* Aim of the exercise
In the entries that follow, find the word "按要求答题" and report each line it is on.

* Information supplied
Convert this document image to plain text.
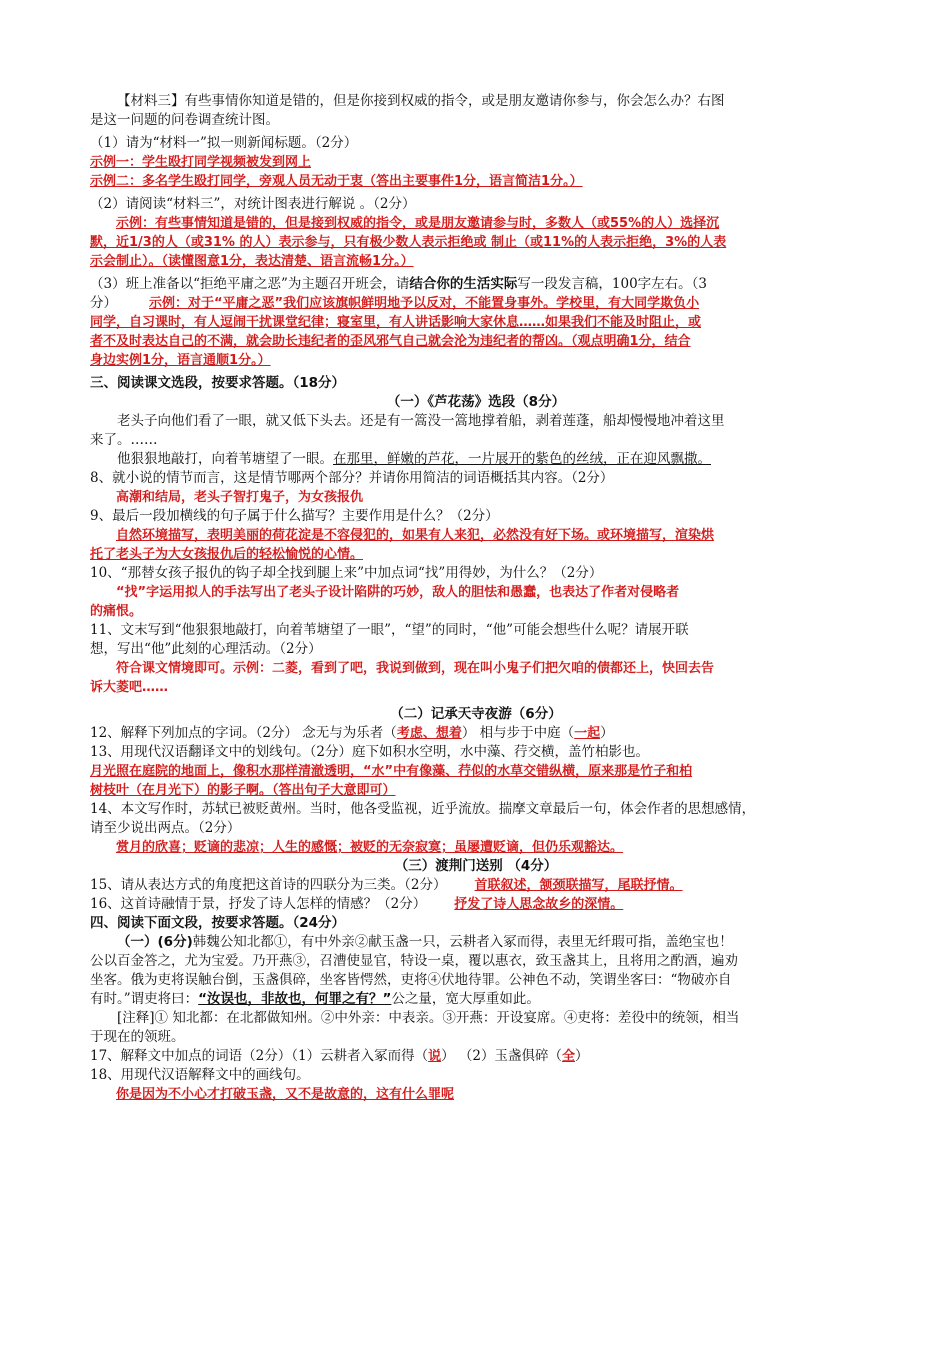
【材料三】有些事情你知道是错的，但是你接到权威的指令，或是朋友邀请你参与，你会怎么办？右图
是这一问题的问卷调查统计图。
（1）请为“材料一”拟一则新闻标题。（2分）
示例一：学生殴打同学视频被发到网上
示例二：多名学生殴打同学，旁观人员无动于衷（答出主要事件1分，语言简洁1分。）
（2）请阅读“材料三”，对统计图表进行解说 。（2分）
示例：有些事情知道是错的，但是接到权威的指令，或是朋友邀请参与时，多数人（或55%的人）选择沉
默，近1/3的人（或31% 的人）表示参与，只有极少数人表示拒绝或 制止（或11%的人表示拒绝，3%的人表
示会制止）。（读懂图意1分，表达清楚、语言流畅1分。）
（3）班上准备以“拒绝平庸之恶”为主题召开班会，请结合你的生活实际写一段发言稿，100字左右。（3
分） 示例：对于“平庸之恶”我们应该旗帜鲜明地予以反对，不能置身事外。学校里，有大同学欺负小
同学，自习课时，有人逗闹干扰课堂纪律；寝室里，有人讲话影响大家休息……如果我们不能及时阻止，或
者不及时表达自己的不满，就会助长违纪者的歪风邪气自己就会沦为违纪者的帮凶。（观点明确1分，结合
身边实例1分，语言通顺1分。）
三、阅读课文选段，按要求答题。（18分）
（一）《芦花荡》选段（8分）
老头子向他们看了一眼，就又低下头去。还是有一篙没一篙地撑着船，剥着莲蓬，船却慢慢地冲着这里
来了。……
他狠狠地敲打，向着苇塘望了一眼。在那里，鲜嫩的芦花，一片展开的紫色的丝绒，正在迎风飘撒。
8、就小说的情节而言，这是情节哪两个部分？并请你用简洁的词语概括其内容。（2分）
高潮和结局，老头子智打鬼子，为女孩报仇
9、最后一段加横线的句子属于什么描写？主要作用是什么？（2分）
自然环境描写，表明美丽的荷花淀是不容侵犯的，如果有人来犯，必然没有好下场。或环境描写，渲染烘
托了老头子为大女孩报仇后的轻松愉悦的心情。
10、“那替女孩子报仇的钩子却全找到腿上来”中加点词“找”用得妙，为什么？（2分）
“找”字运用拟人的手法写出了老头子设计陷阱的巧妙，敌人的胆怯和愚蠢，也表达了作者对侵略者
的痛恨。
11、文末写到“他狠狠地敲打，向着苇塘望了一眼”，“望”的同时，“他”可能会想些什么呢？请展开联
想，写出“他”此刻的心理活动。（2分）
符合课文情境即可。示例：二菱，看到了吧，我说到做到，现在叫小鬼子们把欠咱的债都还上，快回去告
诉大菱吧……
（二）记承天寺夜游（6分）
12、解释下列加点的字词。（2分） 念无与为乐者（考虑、想着） 相与步于中庭（一起）
13、用现代汉语翻译文中的划线句。（2分）庭下如积水空明，水中藻、荇交横，盖竹柏影也。
月光照在庭院的地面上，像积水那样清澈透明，“水”中有像藻、荇似的水草交错纵横，原来那是竹子和柏
树枝叶（在月光下）的影子啊。（答出句子大意即可）
14、本文写作时，苏轼已被贬黄州。当时，他各受监视，近乎流放。揣摩文章最后一句，体会作者的思想感情，
请至少说出两点。（2分）
赏月的欣喜；贬谪的悲凉；人生的感慨；被贬的无奈寂寞；虽屡遭贬谪，但仍乐观豁达。
（三）渡荆门送别 （4分）
15、请从表达方式的角度把这首诗的四联分为三类。（2分） 首联叙述，颔颈联描写，尾联抒情。
16、这首诗融情于景，抒发了诗人怎样的情感？（2分） 抒发了诗人思念故乡的深情。
四、阅读下面文段，按要求答题。（24分）
（一）(6分)韩魏公知北都①，有中外亲②献玉盏一只，云耕者入冢而得，表里无纤瑕可指，盖绝宝也！
公以百金答之，尤为宝爱。乃开燕③，召漕使显官，特设一桌，覆以惠衣，致玉盏其上，且将用之酌酒，遍劝
坐客。俄为吏将误触台倒，玉盏俱碎，坐客皆愕然，吏将④伏地待罪。公神色不动，笑谓坐客曰：“物破亦自
有时。”谓吏将曰：“汝误也，非故也，何罪之有？”公之量，宽大厚重如此。
[注释]① 知北都：在北都做知州。②中外亲：中表亲。③开燕：开设宴席。④吏将：差役中的统领，相当
于现在的领班。
17、解释文中加点的词语（2分）（1）云耕者入冢而得（说） （2）玉盏俱碎（全）
18、用现代汉语解释文中的画线句。
你是因为不小心才打破玉盏，又不是故意的，这有什么罪呢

* Problem solution
三、阅读课文选段，按要求答题。（18分）
四、阅读下面文段，按要求答题。（24分）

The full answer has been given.